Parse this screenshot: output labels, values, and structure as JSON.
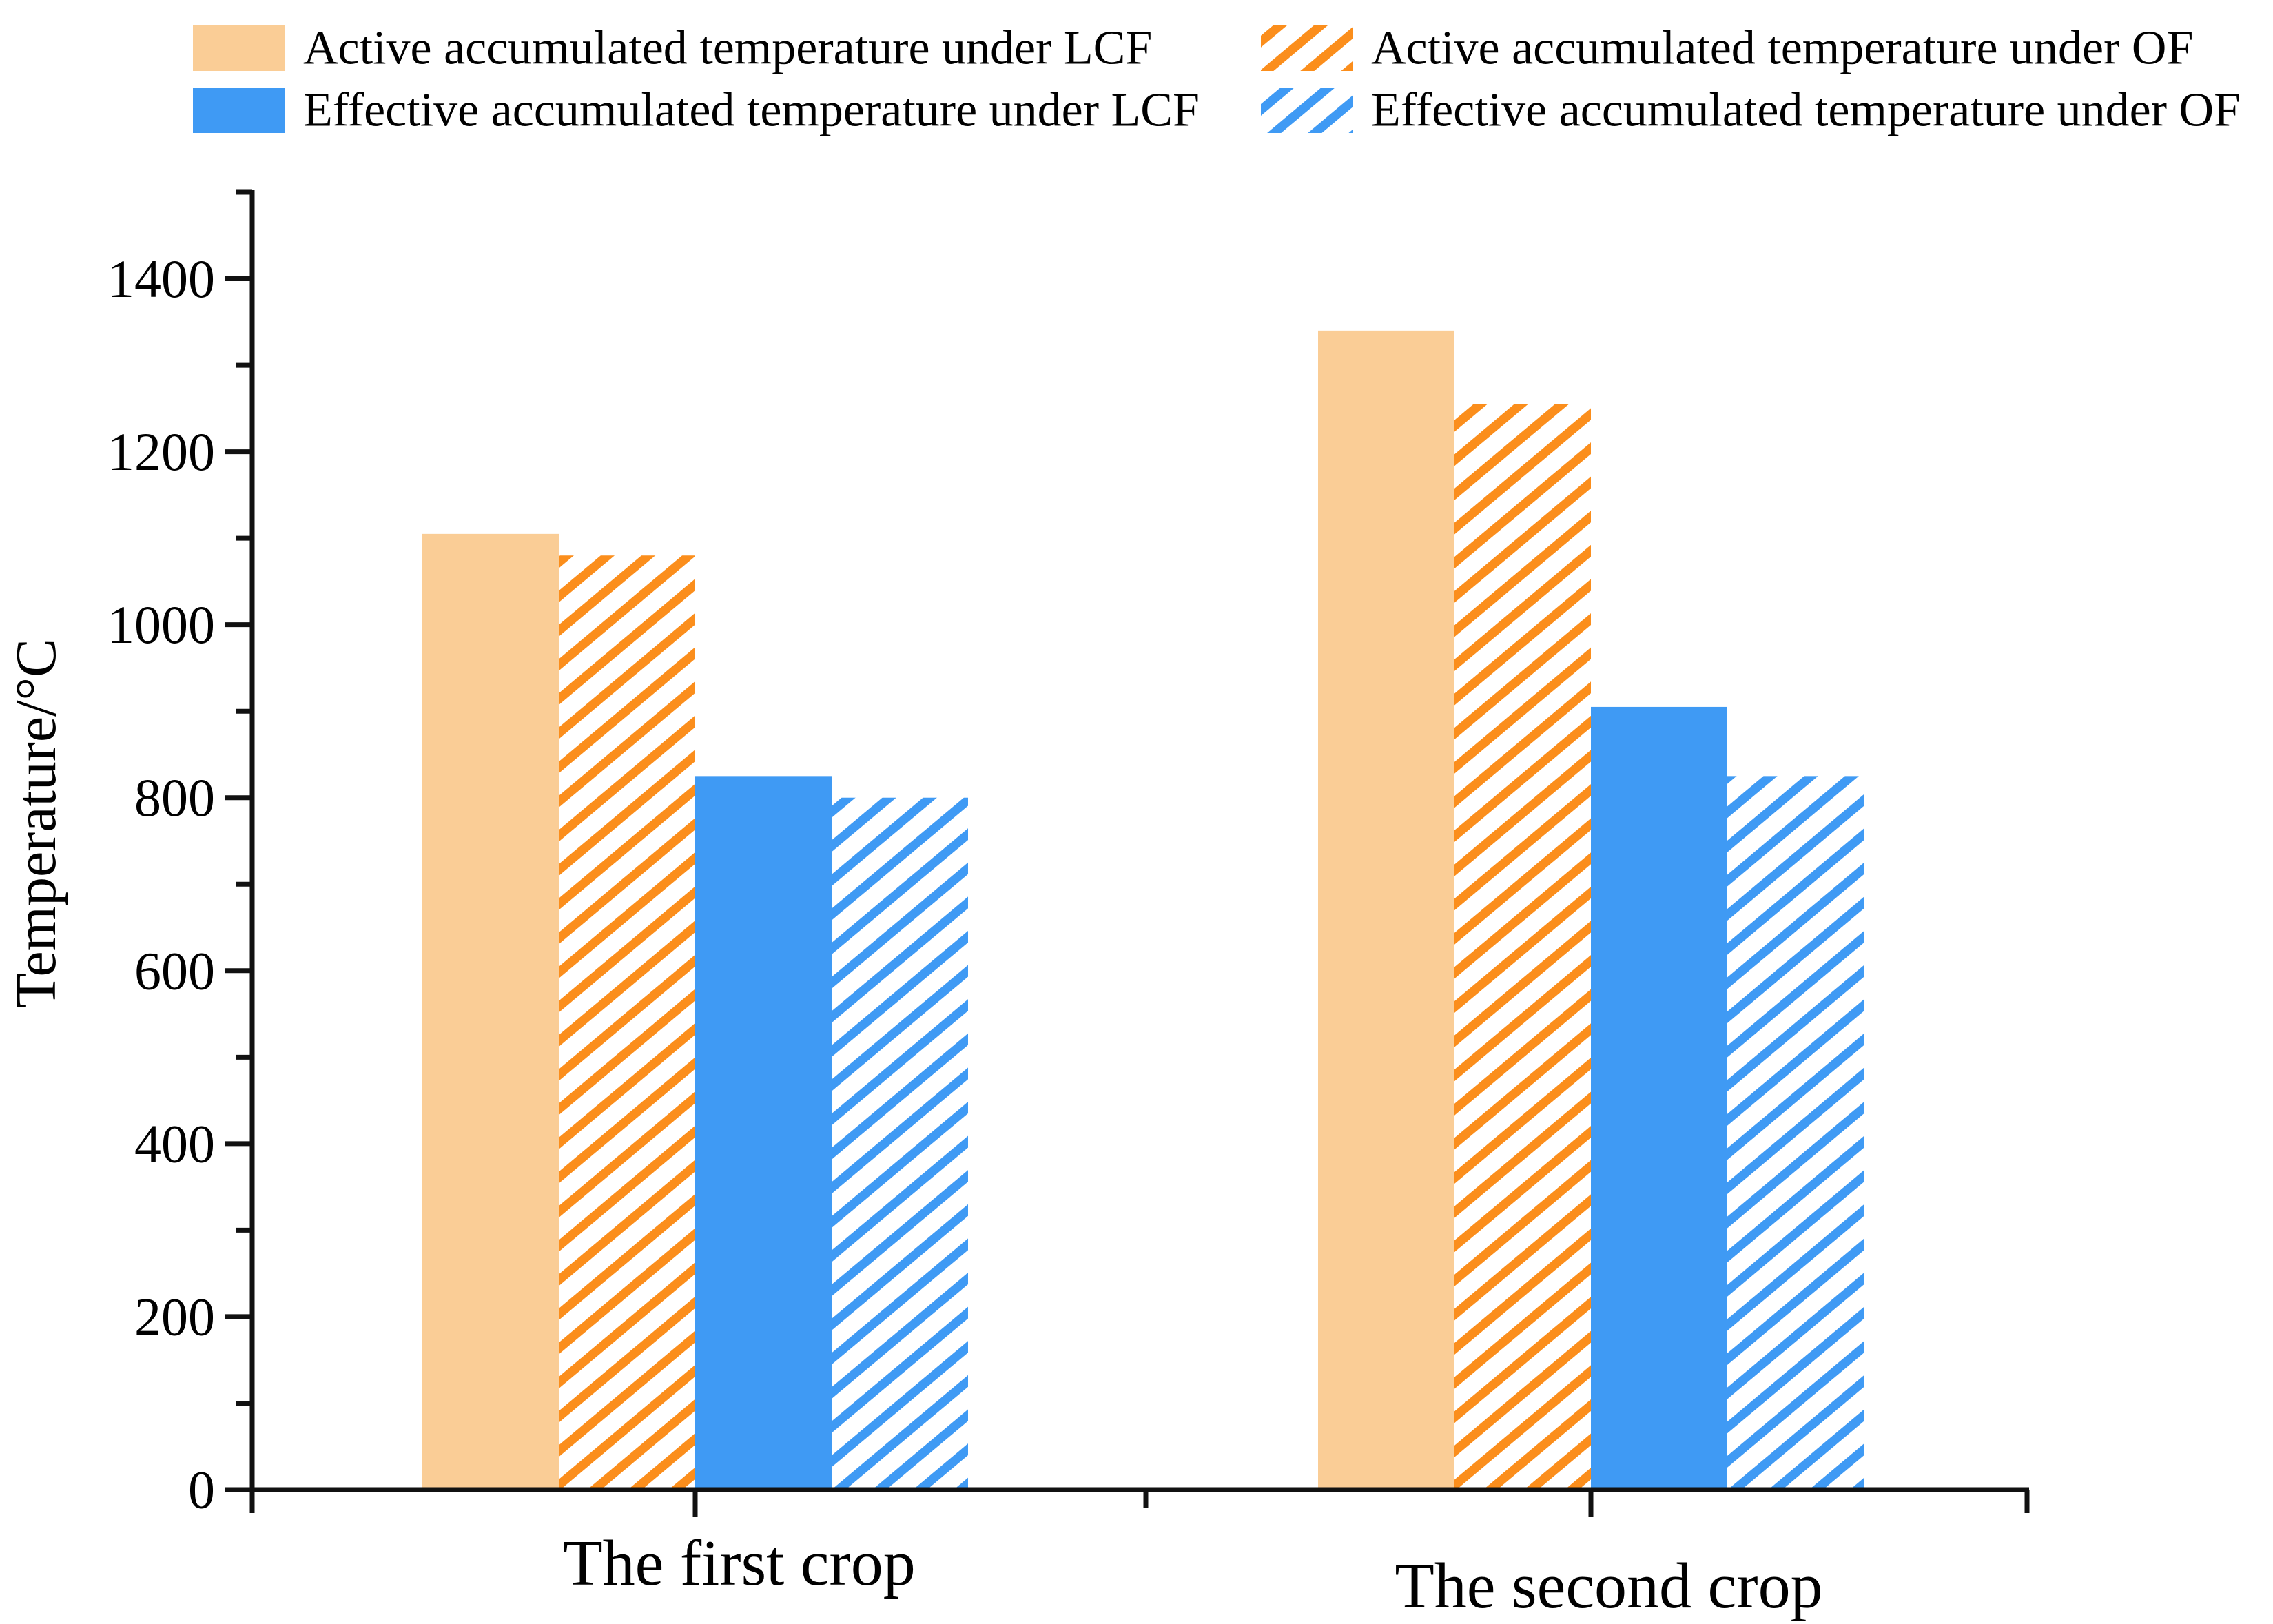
{
  "legend": {
    "items": [
      {
        "id": "active-lcf",
        "label": "Active accumulated temperature under LCF",
        "swatch": "solid",
        "color_key": "solid_orange",
        "col": 0,
        "row": 0
      },
      {
        "id": "effective-lcf",
        "label": "Effective accumulated temperature under LCF",
        "swatch": "solid",
        "color_key": "solid_blue",
        "col": 0,
        "row": 1
      },
      {
        "id": "active-of",
        "label": "Active accumulated temperature under OF",
        "swatch": "hatch",
        "color_key": "hatch_orange",
        "col": 1,
        "row": 0
      },
      {
        "id": "effective-of",
        "label": "Effective accumulated temperature under OF",
        "swatch": "hatch",
        "color_key": "hatch_blue",
        "col": 1,
        "row": 1
      }
    ]
  },
  "colors": {
    "solid_orange": "#FACD96",
    "hatch_orange": "#FB8E1C",
    "solid_blue": "#3F9AF4",
    "hatch_blue": "#3F9AF4",
    "axis": "#111111",
    "text": "#000000"
  },
  "chart_data": {
    "type": "bar",
    "title": "",
    "categories": [
      "The first crop",
      "The second crop"
    ],
    "series": [
      {
        "name": "Active accumulated temperature under LCF",
        "pattern": "solid",
        "color_key": "solid_orange",
        "values": [
          1105,
          1340
        ]
      },
      {
        "name": "Active accumulated temperature under OF",
        "pattern": "hatch",
        "color_key": "hatch_orange",
        "values": [
          1080,
          1255
        ]
      },
      {
        "name": "Effective accumulated temperature under LCF",
        "pattern": "solid",
        "color_key": "solid_blue",
        "values": [
          825,
          905
        ]
      },
      {
        "name": "Effective accumulated temperature under OF",
        "pattern": "hatch",
        "color_key": "hatch_blue",
        "values": [
          800,
          825
        ]
      }
    ],
    "xlabel": "",
    "ylabel": "Temperature/°C",
    "ylim": [
      0,
      1500
    ],
    "ytick_major": [
      0,
      200,
      400,
      600,
      800,
      1000,
      1200,
      1400
    ],
    "ytick_minor_step": 100,
    "grid": false,
    "legend_position": "top"
  }
}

- - -

Extract every line of the data exactly; pictures stay out.

(RESPONSE):
Parse this screenshot: output labels, values, and structure as JSON.
{
  "legend": {
    "items": [
      {
        "id": "active-lcf",
        "label": "Active accumulated temperature under LCF",
        "swatch": "solid",
        "color_key": "solid_orange",
        "col": 0,
        "row": 0
      },
      {
        "id": "effective-lcf",
        "label": "Effective accumulated temperature under LCF",
        "swatch": "solid",
        "color_key": "solid_blue",
        "col": 0,
        "row": 1
      },
      {
        "id": "active-of",
        "label": "Active accumulated temperature under OF",
        "swatch": "hatch",
        "color_key": "hatch_orange",
        "col": 1,
        "row": 0
      },
      {
        "id": "effective-of",
        "label": "Effective accumulated temperature under OF",
        "swatch": "hatch",
        "color_key": "hatch_blue",
        "col": 1,
        "row": 1
      }
    ]
  },
  "colors": {
    "solid_orange": "#FACD96",
    "hatch_orange": "#FB8E1C",
    "solid_blue": "#3F9AF4",
    "hatch_blue": "#3F9AF4",
    "axis": "#111111",
    "text": "#000000"
  },
  "chart_data": {
    "type": "bar",
    "title": "",
    "categories": [
      "The first crop",
      "The second crop"
    ],
    "series": [
      {
        "name": "Active accumulated temperature under LCF",
        "pattern": "solid",
        "color_key": "solid_orange",
        "values": [
          1105,
          1340
        ]
      },
      {
        "name": "Active accumulated temperature under OF",
        "pattern": "hatch",
        "color_key": "hatch_orange",
        "values": [
          1080,
          1255
        ]
      },
      {
        "name": "Effective accumulated temperature under LCF",
        "pattern": "solid",
        "color_key": "solid_blue",
        "values": [
          825,
          905
        ]
      },
      {
        "name": "Effective accumulated temperature under OF",
        "pattern": "hatch",
        "color_key": "hatch_blue",
        "values": [
          800,
          825
        ]
      }
    ],
    "xlabel": "",
    "ylabel": "Temperature/°C",
    "ylim": [
      0,
      1500
    ],
    "ytick_major": [
      0,
      200,
      400,
      600,
      800,
      1000,
      1200,
      1400
    ],
    "ytick_minor_step": 100,
    "grid": false,
    "legend_position": "top"
  }
}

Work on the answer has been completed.